#### Data entries:

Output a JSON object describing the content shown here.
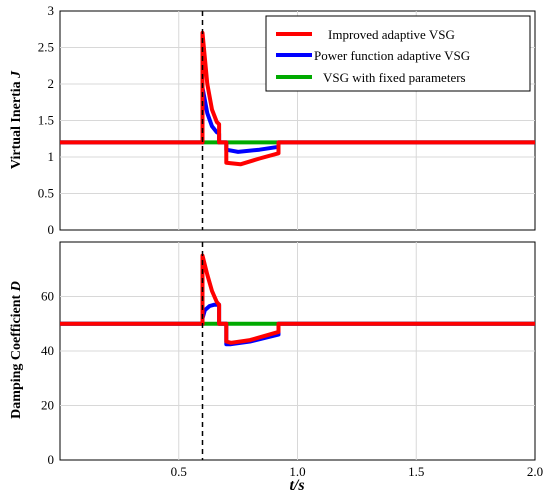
{
  "chart_data": [
    {
      "type": "line",
      "ylabel": "Virtual Inertia",
      "ylabel_symbol": "J",
      "xlim": [
        0,
        2.0
      ],
      "ylim": [
        0,
        3
      ],
      "yticks": [
        "0",
        "0.5",
        "1",
        "1.5",
        "2",
        "2.5",
        "3"
      ],
      "grid": true,
      "legend_position": "top-right",
      "event_marker_x": 0.6,
      "series": [
        {
          "name": "Improved adaptive VSG",
          "color": "#ff0000",
          "x": [
            0,
            0.6,
            0.6,
            0.62,
            0.64,
            0.66,
            0.67,
            0.67,
            0.7,
            0.7,
            0.76,
            0.84,
            0.92,
            0.92,
            2.0
          ],
          "y": [
            1.2,
            1.2,
            2.7,
            2.0,
            1.65,
            1.48,
            1.45,
            1.2,
            1.2,
            0.92,
            0.9,
            0.98,
            1.05,
            1.2,
            1.2
          ]
        },
        {
          "name": "Power function adaptive VSG",
          "color": "#0000ff",
          "x": [
            0,
            0.6,
            0.6,
            0.62,
            0.64,
            0.66,
            0.67,
            0.67,
            0.7,
            0.7,
            0.75,
            0.84,
            0.92,
            0.92,
            2.0
          ],
          "y": [
            1.2,
            1.2,
            1.95,
            1.6,
            1.42,
            1.34,
            1.32,
            1.2,
            1.2,
            1.1,
            1.07,
            1.1,
            1.14,
            1.2,
            1.2
          ]
        },
        {
          "name": "VSG with fixed parameters",
          "color": "#00aa00",
          "x": [
            0,
            2.0
          ],
          "y": [
            1.2,
            1.2
          ]
        }
      ]
    },
    {
      "type": "line",
      "ylabel": "Damping Coefficient",
      "ylabel_symbol": "D",
      "xlabel": "t/s",
      "xlim": [
        0,
        2.0
      ],
      "ylim": [
        0,
        80
      ],
      "xticks": [
        "0.5",
        "1.0",
        "1.5",
        "2.0"
      ],
      "yticks": [
        "0",
        "20",
        "40",
        "60"
      ],
      "grid": true,
      "event_marker_x": 0.6,
      "series": [
        {
          "name": "Improved adaptive VSG",
          "color": "#ff0000",
          "x": [
            0,
            0.6,
            0.6,
            0.62,
            0.64,
            0.66,
            0.67,
            0.67,
            0.7,
            0.7,
            0.72,
            0.8,
            0.92,
            0.92,
            2.0
          ],
          "y": [
            50,
            50,
            75,
            68,
            62,
            58,
            57,
            50,
            50,
            43.5,
            43,
            44,
            47,
            50,
            50
          ]
        },
        {
          "name": "Power function adaptive VSG",
          "color": "#0000ff",
          "x": [
            0,
            0.6,
            0.6,
            0.61,
            0.63,
            0.65,
            0.67,
            0.67,
            0.7,
            0.7,
            0.72,
            0.8,
            0.92,
            0.92,
            2.0
          ],
          "y": [
            50,
            50,
            52,
            55,
            56.5,
            57,
            57,
            50,
            50,
            42.5,
            42.5,
            43.5,
            46,
            50,
            50
          ]
        },
        {
          "name": "VSG with fixed parameters",
          "color": "#00aa00",
          "x": [
            0,
            2.0
          ],
          "y": [
            50,
            50
          ]
        }
      ]
    }
  ]
}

#### Stated task:
Take the listing above and restate it word for word, without its pictures.

#### Solution to this exercise:
Output a JSON object describing the content shown here.
{
  "chart_data": [
    {
      "type": "line",
      "ylabel": "Virtual Inertia",
      "ylabel_symbol": "J",
      "xlim": [
        0,
        2.0
      ],
      "ylim": [
        0,
        3
      ],
      "yticks": [
        "0",
        "0.5",
        "1",
        "1.5",
        "2",
        "2.5",
        "3"
      ],
      "grid": true,
      "legend_position": "top-right",
      "event_marker_x": 0.6,
      "series": [
        {
          "name": "Improved adaptive VSG",
          "color": "#ff0000",
          "x": [
            0,
            0.6,
            0.6,
            0.62,
            0.64,
            0.66,
            0.67,
            0.67,
            0.7,
            0.7,
            0.76,
            0.84,
            0.92,
            0.92,
            2.0
          ],
          "y": [
            1.2,
            1.2,
            2.7,
            2.0,
            1.65,
            1.48,
            1.45,
            1.2,
            1.2,
            0.92,
            0.9,
            0.98,
            1.05,
            1.2,
            1.2
          ]
        },
        {
          "name": "Power function adaptive VSG",
          "color": "#0000ff",
          "x": [
            0,
            0.6,
            0.6,
            0.62,
            0.64,
            0.66,
            0.67,
            0.67,
            0.7,
            0.7,
            0.75,
            0.84,
            0.92,
            0.92,
            2.0
          ],
          "y": [
            1.2,
            1.2,
            1.95,
            1.6,
            1.42,
            1.34,
            1.32,
            1.2,
            1.2,
            1.1,
            1.07,
            1.1,
            1.14,
            1.2,
            1.2
          ]
        },
        {
          "name": "VSG with fixed parameters",
          "color": "#00aa00",
          "x": [
            0,
            2.0
          ],
          "y": [
            1.2,
            1.2
          ]
        }
      ]
    },
    {
      "type": "line",
      "ylabel": "Damping Coefficient",
      "ylabel_symbol": "D",
      "xlabel": "t/s",
      "xlim": [
        0,
        2.0
      ],
      "ylim": [
        0,
        80
      ],
      "xticks": [
        "0.5",
        "1.0",
        "1.5",
        "2.0"
      ],
      "yticks": [
        "0",
        "20",
        "40",
        "60"
      ],
      "grid": true,
      "event_marker_x": 0.6,
      "series": [
        {
          "name": "Improved adaptive VSG",
          "color": "#ff0000",
          "x": [
            0,
            0.6,
            0.6,
            0.62,
            0.64,
            0.66,
            0.67,
            0.67,
            0.7,
            0.7,
            0.72,
            0.8,
            0.92,
            0.92,
            2.0
          ],
          "y": [
            50,
            50,
            75,
            68,
            62,
            58,
            57,
            50,
            50,
            43.5,
            43,
            44,
            47,
            50,
            50
          ]
        },
        {
          "name": "Power function adaptive VSG",
          "color": "#0000ff",
          "x": [
            0,
            0.6,
            0.6,
            0.61,
            0.63,
            0.65,
            0.67,
            0.67,
            0.7,
            0.7,
            0.72,
            0.8,
            0.92,
            0.92,
            2.0
          ],
          "y": [
            50,
            50,
            52,
            55,
            56.5,
            57,
            57,
            50,
            50,
            42.5,
            42.5,
            43.5,
            46,
            50,
            50
          ]
        },
        {
          "name": "VSG with fixed parameters",
          "color": "#00aa00",
          "x": [
            0,
            2.0
          ],
          "y": [
            50,
            50
          ]
        }
      ]
    }
  ]
}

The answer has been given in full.